* [Written instruction]: Repeat what the lines below say, word for word, and skip every image.
====== Input data ======
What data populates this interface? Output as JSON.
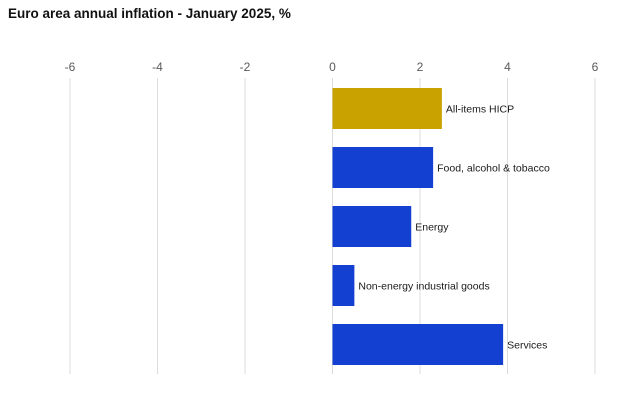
{
  "chart_data": {
    "type": "bar",
    "orientation": "horizontal",
    "title": "Euro area annual inflation - January 2025, %",
    "xlabel": "",
    "ylabel": "",
    "xlim": [
      -6,
      6
    ],
    "x_ticks": [
      -6,
      -4,
      -2,
      0,
      2,
      4,
      6
    ],
    "tick_position": "top",
    "grid": "vertical",
    "legend": "none",
    "categories": [
      "All-items HICP",
      "Food, alcohol & tobacco",
      "Energy",
      "Non-energy industrial goods",
      "Services"
    ],
    "values": [
      2.5,
      2.3,
      1.8,
      0.5,
      3.9
    ],
    "bar_colors": [
      "#C9A200",
      "#1340D0",
      "#1340D0",
      "#1340D0",
      "#1340D0"
    ]
  }
}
======
* [Written reply]:
What data populates this interface? Output as JSON.
{
  "chart_data": {
    "type": "bar",
    "orientation": "horizontal",
    "title": "Euro area annual inflation - January 2025, %",
    "xlabel": "",
    "ylabel": "",
    "xlim": [
      -6,
      6
    ],
    "x_ticks": [
      -6,
      -4,
      -2,
      0,
      2,
      4,
      6
    ],
    "tick_position": "top",
    "grid": "vertical",
    "legend": "none",
    "categories": [
      "All-items HICP",
      "Food, alcohol & tobacco",
      "Energy",
      "Non-energy industrial goods",
      "Services"
    ],
    "values": [
      2.5,
      2.3,
      1.8,
      0.5,
      3.9
    ],
    "bar_colors": [
      "#C9A200",
      "#1340D0",
      "#1340D0",
      "#1340D0",
      "#1340D0"
    ]
  }
}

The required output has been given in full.